-- START --

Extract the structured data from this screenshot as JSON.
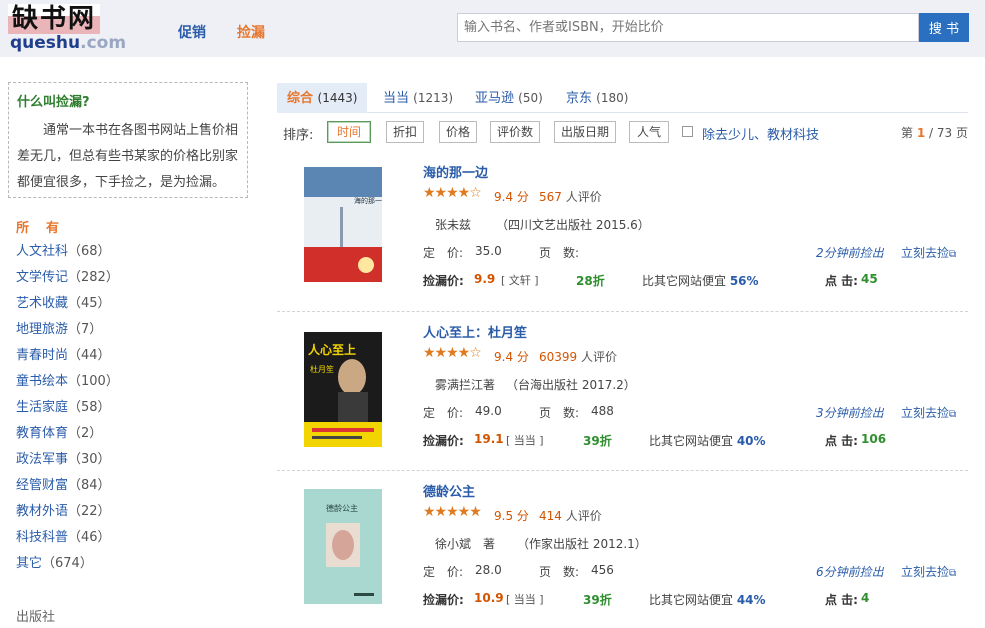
{
  "header": {
    "logo_cn": "缺书网",
    "logo_en_main": "queshu",
    "logo_en_tld": ".com",
    "nav": [
      {
        "label": "促销"
      },
      {
        "label": "捡漏"
      }
    ],
    "search_placeholder": "输入书名、作者或ISBN，开始比价",
    "search_button": "搜 书"
  },
  "sidebar": {
    "info_title": "什么叫捡漏?",
    "info_text": "通常一本书在各图书网站上售价相差无几，但总有些书某家的价格比别家都便宜很多，下手捡之，是为捡漏。",
    "all_label": "所　有",
    "categories": [
      {
        "name": "人文社科",
        "count": "（68）"
      },
      {
        "name": "文学传记",
        "count": "（282）"
      },
      {
        "name": "艺术收藏",
        "count": "（45）"
      },
      {
        "name": "地理旅游",
        "count": "（7）"
      },
      {
        "name": "青春时尚",
        "count": "（44）"
      },
      {
        "name": "童书绘本",
        "count": "（100）"
      },
      {
        "name": "生活家庭",
        "count": "（58）"
      },
      {
        "name": "教育体育",
        "count": "（2）"
      },
      {
        "name": "政法军事",
        "count": "（30）"
      },
      {
        "name": "经管财富",
        "count": "（84）"
      },
      {
        "name": "教材外语",
        "count": "（22）"
      },
      {
        "name": "科技科普",
        "count": "（46）"
      },
      {
        "name": "其它",
        "count": "（674）"
      }
    ],
    "publisher_heading": "出版社"
  },
  "tabs": [
    {
      "label": "综合",
      "count": "(1443)"
    },
    {
      "label": "当当",
      "count": "(1213)"
    },
    {
      "label": "亚马逊",
      "count": "(50)"
    },
    {
      "label": "京东",
      "count": "(180)"
    }
  ],
  "sortbar": {
    "label": "排序:",
    "buttons": [
      "时间",
      "折扣",
      "价格",
      "评价数",
      "出版日期",
      "人气"
    ],
    "filter_label": "除去少儿、教材科技",
    "page_prefix": "第",
    "page_current": "1",
    "page_suffix": "/ 73 页"
  },
  "books": [
    {
      "title": "海的那一边",
      "stars": "★★★★☆",
      "score": "9.4 分",
      "reviews_num": "567",
      "reviews_suffix": " 人评价",
      "author": "张未兹",
      "publisher": "（四川文艺出版社 2015.6）",
      "price_label": "定　价:",
      "price": "35.0",
      "pages_label": "页　数:",
      "pages": "",
      "found": "2分钟前捡出",
      "go": "立刻去捡",
      "leak_label": "捡漏价:",
      "leak_price": "9.9",
      "store": "[ 文轩 ]",
      "discount": "28折",
      "cheaper_prefix": "比其它网站便宜 ",
      "cheaper_pct": "56%",
      "clicks_label": "点 击:",
      "clicks": "45",
      "cover_title": "海的那一边",
      "cover_colors": [
        "#5b86b3",
        "#ffffff",
        "#d12f2a"
      ]
    },
    {
      "title": "人心至上：杜月笙",
      "stars": "★★★★☆",
      "score": "9.4 分",
      "reviews_num": "60399",
      "reviews_suffix": " 人评价",
      "author": "雾满拦江著",
      "publisher": "（台海出版社 2017.2）",
      "price_label": "定　价:",
      "price": "49.0",
      "pages_label": "页　数:",
      "pages": "488",
      "found": "3分钟前捡出",
      "go": "立刻去捡",
      "leak_label": "捡漏价:",
      "leak_price": "19.1",
      "store": "[ 当当 ]",
      "discount": "39折",
      "cheaper_prefix": "比其它网站便宜 ",
      "cheaper_pct": "40%",
      "clicks_label": "点 击:",
      "clicks": "106",
      "cover_title": "人心至上",
      "cover_subtitle": "杜月笙",
      "cover_colors": [
        "#f2d500",
        "#1b1b1b"
      ]
    },
    {
      "title": "德龄公主",
      "stars": "★★★★★",
      "score": "9.5 分",
      "reviews_num": "414",
      "reviews_suffix": " 人评价",
      "author": "徐小斌　著",
      "publisher": "（作家出版社 2012.1）",
      "price_label": "定　价:",
      "price": "28.0",
      "pages_label": "页　数:",
      "pages": "456",
      "found": "6分钟前捡出",
      "go": "立刻去捡",
      "leak_label": "捡漏价:",
      "leak_price": "10.9",
      "store": "[ 当当 ]",
      "discount": "39折",
      "cheaper_prefix": "比其它网站便宜 ",
      "cheaper_pct": "44%",
      "clicks_label": "点 击:",
      "clicks": "4",
      "cover_title": "德龄公主",
      "cover_colors": [
        "#a8d8cf",
        "#d6a59a"
      ]
    }
  ]
}
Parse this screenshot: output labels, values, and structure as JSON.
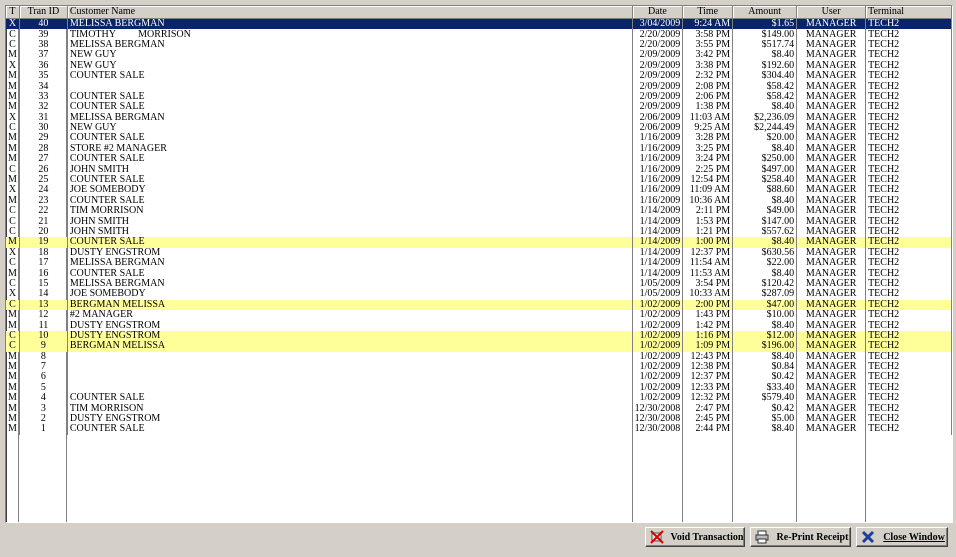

-- END --

Written problem:
Quote the preceding listing precisely and completely, omitting its images.

Exercise answer:
Extract the structured data from this screenshot as JSON.
{
  "header": {
    "logo_cn": "缺书网",
    "logo_en_main": "queshu",
    "logo_en_tld": ".com",
    "nav": [
      {
        "label": "促销"
      },
      {
        "label": "捡漏"
      }
    ],
    "search_placeholder": "输入书名、作者或ISBN，开始比价",
    "search_button": "搜 书"
  },
  "sidebar": {
    "info_title": "什么叫捡漏?",
    "info_text": "通常一本书在各图书网站上售价相差无几，但总有些书某家的价格比别家都便宜很多，下手捡之，是为捡漏。",
    "all_label": "所　有",
    "categories": [
      {
        "name": "人文社科",
        "count": "（68）"
      },
      {
        "name": "文学传记",
        "count": "（282）"
      },
      {
        "name": "艺术收藏",
        "count": "（45）"
      },
      {
        "name": "地理旅游",
        "count": "（7）"
      },
      {
        "name": "青春时尚",
        "count": "（44）"
      },
      {
        "name": "童书绘本",
        "count": "（100）"
      },
      {
        "name": "生活家庭",
        "count": "（58）"
      },
      {
        "name": "教育体育",
        "count": "（2）"
      },
      {
        "name": "政法军事",
        "count": "（30）"
      },
      {
        "name": "经管财富",
        "count": "（84）"
      },
      {
        "name": "教材外语",
        "count": "（22）"
      },
      {
        "name": "科技科普",
        "count": "（46）"
      },
      {
        "name": "其它",
        "count": "（674）"
      }
    ],
    "publisher_heading": "出版社"
  },
  "tabs": [
    {
      "label": "综合",
      "count": "(1443)"
    },
    {
      "label": "当当",
      "count": "(1213)"
    },
    {
      "label": "亚马逊",
      "count": "(50)"
    },
    {
      "label": "京东",
      "count": "(180)"
    }
  ],
  "sortbar": {
    "label": "排序:",
    "buttons": [
      "时间",
      "折扣",
      "价格",
      "评价数",
      "出版日期",
      "人气"
    ],
    "filter_label": "除去少儿、教材科技",
    "page_prefix": "第",
    "page_current": "1",
    "page_suffix": "/ 73 页"
  },
  "books": [
    {
      "title": "海的那一边",
      "stars": "★★★★☆",
      "score": "9.4 分",
      "reviews_num": "567",
      "reviews_suffix": " 人评价",
      "author": "张未兹",
      "publisher": "（四川文艺出版社 2015.6）",
      "price_label": "定　价:",
      "price": "35.0",
      "pages_label": "页　数:",
      "pages": "",
      "found": "2分钟前捡出",
      "go": "立刻去捡",
      "leak_label": "捡漏价:",
      "leak_price": "9.9",
      "store": "[ 文轩 ]",
      "discount": "28折",
      "cheaper_prefix": "比其它网站便宜 ",
      "cheaper_pct": "56%",
      "clicks_label": "点 击:",
      "clicks": "45",
      "cover_title": "海的那一边",
      "cover_colors": [
        "#5b86b3",
        "#ffffff",
        "#d12f2a"
      ]
    },
    {
      "title": "人心至上：杜月笙",
      "stars": "★★★★☆",
      "score": "9.4 分",
      "reviews_num": "60399",
      "reviews_suffix": " 人评价",
      "author": "雾满拦江著",
      "publisher": "（台海出版社 2017.2）",
      "price_label": "定　价:",
      "price": "49.0",
      "pages_label": "页　数:",
      "pages": "488",
      "found": "3分钟前捡出",
      "go": "立刻去捡",
      "leak_label": "捡漏价:",
      "leak_price": "19.1",
      "store": "[ 当当 ]",
      "discount": "39折",
      "cheaper_prefix": "比其它网站便宜 ",
      "cheaper_pct": "40%",
      "clicks_label": "点 击:",
      "clicks": "106",
      "cover_title": "人心至上",
      "cover_subtitle": "杜月笙",
      "cover_colors": [
        "#f2d500",
        "#1b1b1b"
      ]
    },
    {
      "title": "德龄公主",
      "stars": "★★★★★",
      "score": "9.5 分",
      "reviews_num": "414",
      "reviews_suffix": " 人评价",
      "author": "徐小斌　著",
      "publisher": "（作家出版社 2012.1）",
      "price_label": "定　价:",
      "price": "28.0",
      "pages_label": "页　数:",
      "pages": "456",
      "found": "6分钟前捡出",
      "go": "立刻去捡",
      "leak_label": "捡漏价:",
      "leak_price": "10.9",
      "store": "[ 当当 ]",
      "discount": "39折",
      "cheaper_prefix": "比其它网站便宜 ",
      "cheaper_pct": "44%",
      "clicks_label": "点 击:",
      "clicks": "4",
      "cover_title": "德龄公主",
      "cover_colors": [
        "#a8d8cf",
        "#d6a59a"
      ]
    }
  ]
}
Parse this screenshot: output labels, values, and structure as JSON.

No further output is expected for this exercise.